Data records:
● ● ● ● ●

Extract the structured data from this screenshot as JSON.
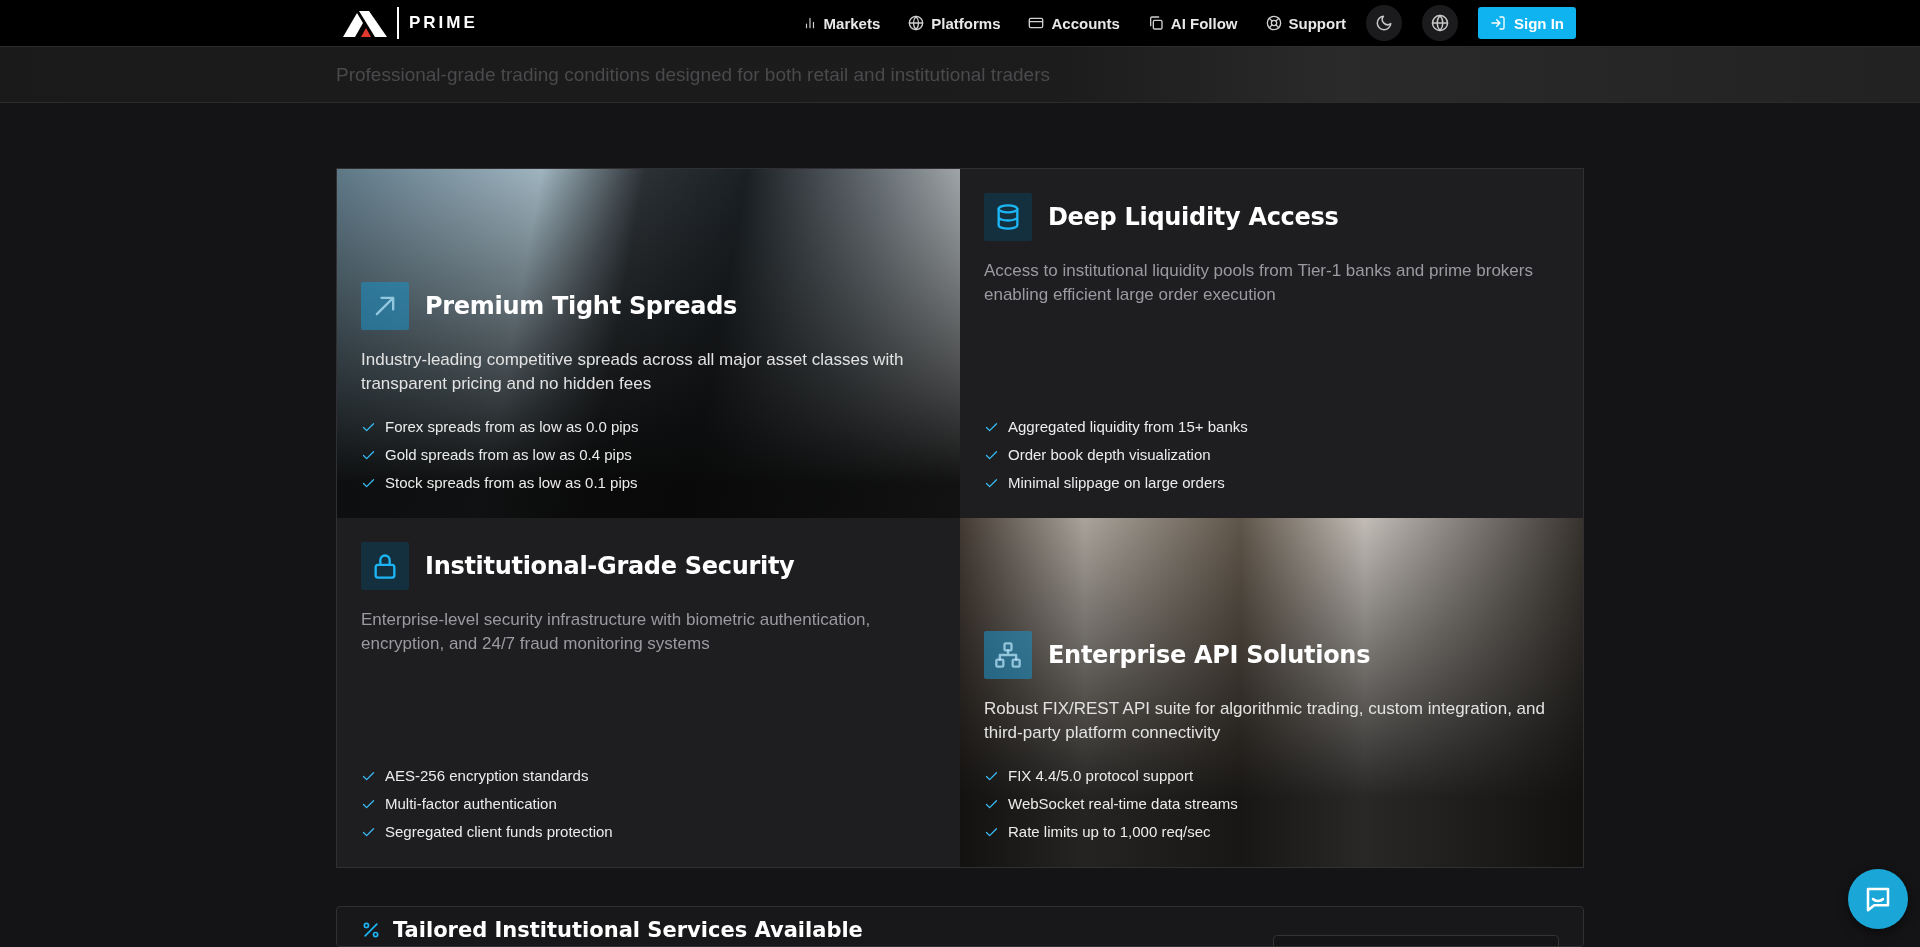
{
  "header": {
    "logo": "PRIME",
    "nav": [
      {
        "label": "Markets"
      },
      {
        "label": "Platforms"
      },
      {
        "label": "Accounts"
      },
      {
        "label": "AI Follow"
      },
      {
        "label": "Support"
      }
    ],
    "sign_in": "Sign In"
  },
  "hero": {
    "subtitle": "Professional-grade trading conditions designed for both retail and institutional traders"
  },
  "features": [
    {
      "kind": "photo",
      "title": "Premium Tight Spreads",
      "description": "Industry-leading competitive spreads across all major asset classes with transparent pricing and no hidden fees",
      "points": [
        "Forex spreads from as low as 0.0 pips",
        "Gold spreads from as low as 0.4 pips",
        "Stock spreads from as low as 0.1 pips"
      ]
    },
    {
      "kind": "plain",
      "title": "Deep Liquidity Access",
      "description": "Access to institutional liquidity pools from Tier-1 banks and prime brokers enabling efficient large order execution",
      "points": [
        "Aggregated liquidity from 15+ banks",
        "Order book depth visualization",
        "Minimal slippage on large orders"
      ]
    },
    {
      "kind": "plain",
      "title": "Institutional-Grade Security",
      "description": "Enterprise-level security infrastructure with biometric authentication, encryption, and 24/7 fraud monitoring systems",
      "points": [
        "AES-256 encryption standards",
        "Multi-factor authentication",
        "Segregated client funds protection"
      ]
    },
    {
      "kind": "photo",
      "title": "Enterprise API Solutions",
      "description": "Robust FIX/REST API suite for algorithmic trading, custom integration, and third-party platform connectivity",
      "points": [
        "FIX 4.4/5.0 protocol support",
        "WebSocket real-time data streams",
        "Rate limits up to 1,000 req/sec"
      ]
    }
  ],
  "services": {
    "title": "Tailored Institutional Services Available"
  }
}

● ● ● ● ●

* _Instruction_
Retype the entries word for word. Omit any images.

* _Answer to the exercise_
Extract the structured data from this screenshot as JSON.
{
  "header": {
    "logo": "PRIME",
    "nav": [
      {
        "label": "Markets"
      },
      {
        "label": "Platforms"
      },
      {
        "label": "Accounts"
      },
      {
        "label": "AI Follow"
      },
      {
        "label": "Support"
      }
    ],
    "sign_in": "Sign In"
  },
  "hero": {
    "subtitle": "Professional-grade trading conditions designed for both retail and institutional traders"
  },
  "features": [
    {
      "kind": "photo",
      "title": "Premium Tight Spreads",
      "description": "Industry-leading competitive spreads across all major asset classes with transparent pricing and no hidden fees",
      "points": [
        "Forex spreads from as low as 0.0 pips",
        "Gold spreads from as low as 0.4 pips",
        "Stock spreads from as low as 0.1 pips"
      ]
    },
    {
      "kind": "plain",
      "title": "Deep Liquidity Access",
      "description": "Access to institutional liquidity pools from Tier-1 banks and prime brokers enabling efficient large order execution",
      "points": [
        "Aggregated liquidity from 15+ banks",
        "Order book depth visualization",
        "Minimal slippage on large orders"
      ]
    },
    {
      "kind": "plain",
      "title": "Institutional-Grade Security",
      "description": "Enterprise-level security infrastructure with biometric authentication, encryption, and 24/7 fraud monitoring systems",
      "points": [
        "AES-256 encryption standards",
        "Multi-factor authentication",
        "Segregated client funds protection"
      ]
    },
    {
      "kind": "photo",
      "title": "Enterprise API Solutions",
      "description": "Robust FIX/REST API suite for algorithmic trading, custom integration, and third-party platform connectivity",
      "points": [
        "FIX 4.4/5.0 protocol support",
        "WebSocket real-time data streams",
        "Rate limits up to 1,000 req/sec"
      ]
    }
  ],
  "services": {
    "title": "Tailored Institutional Services Available"
  }
}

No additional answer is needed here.